*Lines of data:*
################

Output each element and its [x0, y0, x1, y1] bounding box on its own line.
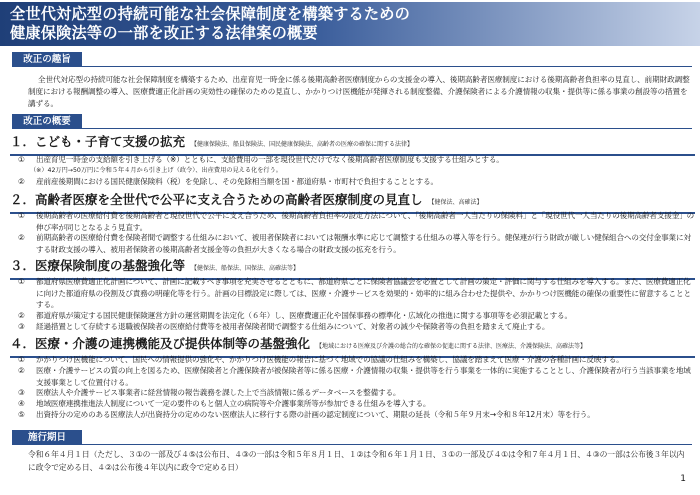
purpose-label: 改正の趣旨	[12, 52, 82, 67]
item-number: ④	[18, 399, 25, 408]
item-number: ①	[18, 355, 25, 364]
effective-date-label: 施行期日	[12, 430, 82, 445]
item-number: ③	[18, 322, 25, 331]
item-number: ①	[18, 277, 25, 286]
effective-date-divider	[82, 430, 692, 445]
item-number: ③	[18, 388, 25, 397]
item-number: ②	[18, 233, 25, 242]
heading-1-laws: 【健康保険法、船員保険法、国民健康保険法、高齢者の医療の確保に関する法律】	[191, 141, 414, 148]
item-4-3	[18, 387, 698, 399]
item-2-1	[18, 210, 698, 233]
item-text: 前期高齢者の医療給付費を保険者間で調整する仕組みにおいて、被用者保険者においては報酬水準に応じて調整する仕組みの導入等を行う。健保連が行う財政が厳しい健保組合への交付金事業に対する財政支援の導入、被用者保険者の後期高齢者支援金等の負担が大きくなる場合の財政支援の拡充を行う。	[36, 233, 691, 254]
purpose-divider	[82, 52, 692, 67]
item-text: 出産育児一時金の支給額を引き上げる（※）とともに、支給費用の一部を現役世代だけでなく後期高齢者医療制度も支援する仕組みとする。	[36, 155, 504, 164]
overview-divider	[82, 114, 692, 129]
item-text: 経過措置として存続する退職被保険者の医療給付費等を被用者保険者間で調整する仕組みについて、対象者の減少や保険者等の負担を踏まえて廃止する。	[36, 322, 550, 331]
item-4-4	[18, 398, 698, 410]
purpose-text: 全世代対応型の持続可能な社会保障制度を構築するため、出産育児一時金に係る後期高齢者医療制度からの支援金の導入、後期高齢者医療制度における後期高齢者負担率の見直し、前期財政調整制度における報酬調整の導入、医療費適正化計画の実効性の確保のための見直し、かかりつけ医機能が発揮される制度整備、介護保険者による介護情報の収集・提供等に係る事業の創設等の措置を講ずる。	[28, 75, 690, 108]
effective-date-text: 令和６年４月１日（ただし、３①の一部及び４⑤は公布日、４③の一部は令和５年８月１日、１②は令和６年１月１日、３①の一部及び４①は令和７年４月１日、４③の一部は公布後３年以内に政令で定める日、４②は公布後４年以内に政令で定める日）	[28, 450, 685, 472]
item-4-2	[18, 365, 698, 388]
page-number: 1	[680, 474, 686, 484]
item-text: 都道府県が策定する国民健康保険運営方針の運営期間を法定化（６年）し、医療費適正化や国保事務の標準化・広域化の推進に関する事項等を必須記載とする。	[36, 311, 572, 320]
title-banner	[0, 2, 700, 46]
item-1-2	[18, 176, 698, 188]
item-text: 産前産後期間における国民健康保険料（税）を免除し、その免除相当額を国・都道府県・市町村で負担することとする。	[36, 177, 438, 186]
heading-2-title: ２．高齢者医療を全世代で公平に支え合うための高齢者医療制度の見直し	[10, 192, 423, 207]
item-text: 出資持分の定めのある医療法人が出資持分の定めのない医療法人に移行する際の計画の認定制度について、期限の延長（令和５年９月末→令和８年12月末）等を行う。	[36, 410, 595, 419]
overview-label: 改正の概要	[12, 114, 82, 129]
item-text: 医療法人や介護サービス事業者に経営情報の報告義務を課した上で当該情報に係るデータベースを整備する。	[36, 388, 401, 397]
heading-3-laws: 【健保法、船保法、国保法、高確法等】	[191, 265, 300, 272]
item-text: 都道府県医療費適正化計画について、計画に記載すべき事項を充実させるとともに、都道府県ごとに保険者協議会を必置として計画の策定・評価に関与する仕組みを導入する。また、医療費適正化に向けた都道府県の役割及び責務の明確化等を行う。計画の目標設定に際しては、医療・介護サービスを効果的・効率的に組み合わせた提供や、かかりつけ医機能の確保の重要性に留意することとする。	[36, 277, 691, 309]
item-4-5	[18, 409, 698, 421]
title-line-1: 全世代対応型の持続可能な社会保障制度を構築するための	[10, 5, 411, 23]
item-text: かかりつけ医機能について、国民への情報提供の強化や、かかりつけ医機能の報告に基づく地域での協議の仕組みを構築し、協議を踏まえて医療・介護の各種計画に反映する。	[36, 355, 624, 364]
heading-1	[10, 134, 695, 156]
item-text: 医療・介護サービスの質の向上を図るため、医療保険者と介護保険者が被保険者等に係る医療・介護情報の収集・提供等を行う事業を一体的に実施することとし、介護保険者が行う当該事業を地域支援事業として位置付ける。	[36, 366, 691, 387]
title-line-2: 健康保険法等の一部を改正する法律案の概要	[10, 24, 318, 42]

################

*TASK PROMPT:*
Copy every line of the items above without any change, and leave the pictures out.

*EXERCISE OUTPUT:*
Output each element and its [x0, y0, x1, y1] bounding box on its own line.
purpose-label: 改正の趣旨	[12, 52, 82, 67]
item-number: ④	[18, 399, 25, 408]
item-number: ①	[18, 355, 25, 364]
effective-date-label: 施行期日	[12, 430, 82, 445]
item-number: ③	[18, 322, 25, 331]
item-number: ①	[18, 277, 25, 286]
effective-date-divider	[82, 430, 692, 445]
item-number: ③	[18, 388, 25, 397]
item-number: ②	[18, 233, 25, 242]
heading-1-laws: 【健康保険法、船員保険法、国民健康保険法、高齢者の医療の確保に関する法律】	[191, 141, 414, 148]
item-4-3	[18, 387, 698, 399]
item-2-1	[18, 210, 698, 233]
item-text: 前期高齢者の医療給付費を保険者間で調整する仕組みにおいて、被用者保険者においては報酬水準に応じて調整する仕組みの導入等を行う。健保連が行う財政が厳しい健保組合への交付金事業に対する財政支援の導入、被用者保険者の後期高齢者支援金等の負担が大きくなる場合の財政支援の拡充を行う。	[36, 233, 691, 254]
purpose-divider	[82, 52, 692, 67]
item-text: 出産育児一時金の支給額を引き上げる（※）とともに、支給費用の一部を現役世代だけでなく後期高齢者医療制度も支援する仕組みとする。	[36, 155, 504, 164]
overview-divider	[82, 114, 692, 129]
item-text: 経過措置として存続する退職被保険者の医療給付費等を被用者保険者間で調整する仕組みについて、対象者の減少や保険者等の負担を踏まえて廃止する。	[36, 322, 550, 331]
item-4-4	[18, 398, 698, 410]
purpose-text: 全世代対応型の持続可能な社会保障制度を構築するため、出産育児一時金に係る後期高齢者医療制度からの支援金の導入、後期高齢者医療制度における後期高齢者負担率の見直し、前期財政調整制度における報酬調整の導入、医療費適正化計画の実効性の確保のための見直し、かかりつけ医機能が発揮される制度整備、介護保険者による介護情報の収集・提供等に係る事業の創設等の措置を講ずる。	[28, 75, 690, 108]
effective-date-text: 令和６年４月１日（ただし、３①の一部及び４⑤は公布日、４③の一部は令和５年８月１日、１②は令和６年１月１日、３①の一部及び４①は令和７年４月１日、４③の一部は公布後３年以内に政令で定める日、４②は公布後４年以内に政令で定める日）	[28, 450, 685, 472]
item-4-2	[18, 365, 698, 388]
page-number: 1	[680, 474, 686, 484]
item-text: 都道府県が策定する国民健康保険運営方針の運営期間を法定化（６年）し、医療費適正化や国保事務の標準化・広域化の推進に関する事項等を必須記載とする。	[36, 311, 572, 320]
title-banner	[0, 2, 700, 46]
item-1-2	[18, 176, 698, 188]
item-text: 産前産後期間における国民健康保険料（税）を免除し、その免除相当額を国・都道府県・市町村で負担することとする。	[36, 177, 438, 186]
heading-2-title: ２．高齢者医療を全世代で公平に支え合うための高齢者医療制度の見直し	[10, 192, 423, 207]
item-text: 出資持分の定めのある医療法人が出資持分の定めのない医療法人に移行する際の計画の認定制度について、期限の延長（令和５年９月末→令和８年12月末）等を行う。	[36, 410, 595, 419]
overview-label: 改正の概要	[12, 114, 82, 129]
item-text: 医療法人や介護サービス事業者に経営情報の報告義務を課した上で当該情報に係るデータベースを整備する。	[36, 388, 401, 397]
heading-3-laws: 【健保法、船保法、国保法、高確法等】	[191, 265, 300, 272]
item-text: 都道府県医療費適正化計画について、計画に記載すべき事項を充実させるとともに、都道府県ごとに保険者協議会を必置として計画の策定・評価に関与する仕組みを導入する。また、医療費適正化に向けた都道府県の役割及び責務の明確化等を行う。計画の目標設定に際しては、医療・介護サービスを効果的・効率的に組み合わせた提供や、かかりつけ医機能の確保の重要性に留意することとする。	[36, 277, 691, 309]
item-4-5	[18, 409, 698, 421]
title-line-1: 全世代対応型の持続可能な社会保障制度を構築するための	[10, 5, 411, 23]
item-text: かかりつけ医機能について、国民への情報提供の強化や、かかりつけ医機能の報告に基づく地域での協議の仕組みを構築し、協議を踏まえて医療・介護の各種計画に反映する。	[36, 355, 624, 364]
heading-1	[10, 134, 695, 156]
item-text: 医療・介護サービスの質の向上を図るため、医療保険者と介護保険者が被保険者等に係る医療・介護情報の収集・提供等を行う事業を一体的に実施することとし、介護保険者が行う当該事業を地域支援事業として位置付ける。	[36, 366, 691, 387]
title-line-2: 健康保険法等の一部を改正する法律案の概要	[10, 24, 318, 42]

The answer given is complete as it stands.